━━━ Information supplied ━━━

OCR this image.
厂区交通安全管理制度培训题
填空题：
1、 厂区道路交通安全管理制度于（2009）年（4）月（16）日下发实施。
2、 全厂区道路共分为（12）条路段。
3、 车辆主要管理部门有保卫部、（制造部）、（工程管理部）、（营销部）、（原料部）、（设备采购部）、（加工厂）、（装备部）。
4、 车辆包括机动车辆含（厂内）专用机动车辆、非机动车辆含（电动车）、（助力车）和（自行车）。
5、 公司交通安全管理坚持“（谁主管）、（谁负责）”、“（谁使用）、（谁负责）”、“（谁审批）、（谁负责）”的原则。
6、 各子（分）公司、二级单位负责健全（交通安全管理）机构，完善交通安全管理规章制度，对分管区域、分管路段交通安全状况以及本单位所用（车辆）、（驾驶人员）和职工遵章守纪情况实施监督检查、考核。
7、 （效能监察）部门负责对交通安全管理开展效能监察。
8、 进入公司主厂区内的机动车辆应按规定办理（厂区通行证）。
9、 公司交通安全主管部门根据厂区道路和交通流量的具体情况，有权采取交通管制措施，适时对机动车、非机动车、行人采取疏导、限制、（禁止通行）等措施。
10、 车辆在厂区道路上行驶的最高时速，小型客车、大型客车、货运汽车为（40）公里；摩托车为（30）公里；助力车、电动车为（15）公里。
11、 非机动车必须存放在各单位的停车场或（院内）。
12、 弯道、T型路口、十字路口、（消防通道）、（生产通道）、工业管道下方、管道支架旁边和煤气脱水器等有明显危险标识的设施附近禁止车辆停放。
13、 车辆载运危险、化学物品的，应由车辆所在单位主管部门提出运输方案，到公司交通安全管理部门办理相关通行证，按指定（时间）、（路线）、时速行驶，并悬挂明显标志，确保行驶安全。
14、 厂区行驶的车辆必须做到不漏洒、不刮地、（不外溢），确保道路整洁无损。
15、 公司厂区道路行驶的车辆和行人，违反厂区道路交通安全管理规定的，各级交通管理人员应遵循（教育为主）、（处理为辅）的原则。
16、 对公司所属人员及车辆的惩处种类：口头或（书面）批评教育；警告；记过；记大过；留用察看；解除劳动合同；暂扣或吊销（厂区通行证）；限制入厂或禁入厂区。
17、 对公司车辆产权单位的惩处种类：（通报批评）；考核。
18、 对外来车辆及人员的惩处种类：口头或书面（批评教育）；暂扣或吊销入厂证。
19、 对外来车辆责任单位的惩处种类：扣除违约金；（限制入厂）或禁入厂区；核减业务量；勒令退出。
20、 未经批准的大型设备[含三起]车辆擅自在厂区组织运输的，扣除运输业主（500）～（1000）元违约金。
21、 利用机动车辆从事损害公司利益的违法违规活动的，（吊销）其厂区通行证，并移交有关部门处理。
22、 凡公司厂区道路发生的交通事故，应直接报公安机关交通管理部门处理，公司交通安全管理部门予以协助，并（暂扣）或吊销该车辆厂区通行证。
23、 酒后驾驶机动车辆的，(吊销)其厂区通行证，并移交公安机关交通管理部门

━━━

To do
Repeat the material above in full, keeping every word.

Task response
OCR this image.
厂区交通安全管理制度培训题
填空题：
1、 厂区道路交通安全管理制度于（2009）年（4）月（16）日下发实施。
2、 全厂区道路共分为（12）条路段。
3、 车辆主要管理部门有保卫部、（制造部）、（工程管理部）、（营销部）、（原料部）、（设备采购部）、（加工厂）、（装备部）。
4、 车辆包括机动车辆含（厂内）专用机动车辆、非机动车辆含（电动车）、（助力车）和（自行车）。
5、 公司交通安全管理坚持“（谁主管）、（谁负责）”、“（谁使用）、（谁负责）”、“（谁审批）、（谁负责）”的原则。
6、 各子（分）公司、二级单位负责健全（交通安全管理）机构，完善交通安全管理规章制度，对分管区域、分管路段交通安全状况以及本单位所用（车辆）、（驾驶人员）和职工遵章守纪情况实施监督检查、考核。
7、 （效能监察）部门负责对交通安全管理开展效能监察。
8、 进入公司主厂区内的机动车辆应按规定办理（厂区通行证）。
9、 公司交通安全主管部门根据厂区道路和交通流量的具体情况，有权采取交通管制措施，适时对机动车、非机动车、行人采取疏导、限制、（禁止通行）等措施。
10、 车辆在厂区道路上行驶的最高时速，小型客车、大型客车、货运汽车为（40）公里；摩托车为（30）公里；助力车、电动车为（15）公里。
11、 非机动车必须存放在各单位的停车场或（院内）。
12、 弯道、T型路口、十字路口、（消防通道）、（生产通道）、工业管道下方、管道支架旁边和煤气脱水器等有明显危险标识的设施附近禁止车辆停放。
13、 车辆载运危险、化学物品的，应由车辆所在单位主管部门提出运输方案，到公司交通安全管理部门办理相关通行证，按指定（时间）、（路线）、时速行驶，并悬挂明显标志，确保行驶安全。
14、 厂区行驶的车辆必须做到不漏洒、不刮地、（不外溢），确保道路整洁无损。
15、 公司厂区道路行驶的车辆和行人，违反厂区道路交通安全管理规定的，各级交通管理人员应遵循（教育为主）、（处理为辅）的原则。
16、 对公司所属人员及车辆的惩处种类：口头或（书面）批评教育；警告；记过；记大过；留用察看；解除劳动合同；暂扣或吊销（厂区通行证）；限制入厂或禁入厂区。
17、 对公司车辆产权单位的惩处种类：（通报批评）；考核。
18、 对外来车辆及人员的惩处种类：口头或书面（批评教育）；暂扣或吊销入厂证。
19、 对外来车辆责任单位的惩处种类：扣除违约金；（限制入厂）或禁入厂区；核减业务量；勒令退出。
20、 未经批准的大型设备[含三起]车辆擅自在厂区组织运输的，扣除运输业主（500）～（1000）元违约金。
21、 利用机动车辆从事损害公司利益的违法违规活动的，（吊销）其厂区通行证，并移交有关部门处理。
22、 凡公司厂区道路发生的交通事故，应直接报公安机关交通管理部门处理，公司交通安全管理部门予以协助，并（暂扣）或吊销该车辆厂区通行证。
23、 酒后驾驶机动车辆的，(吊销)其厂区通行证，并移交公安机关交通管理部门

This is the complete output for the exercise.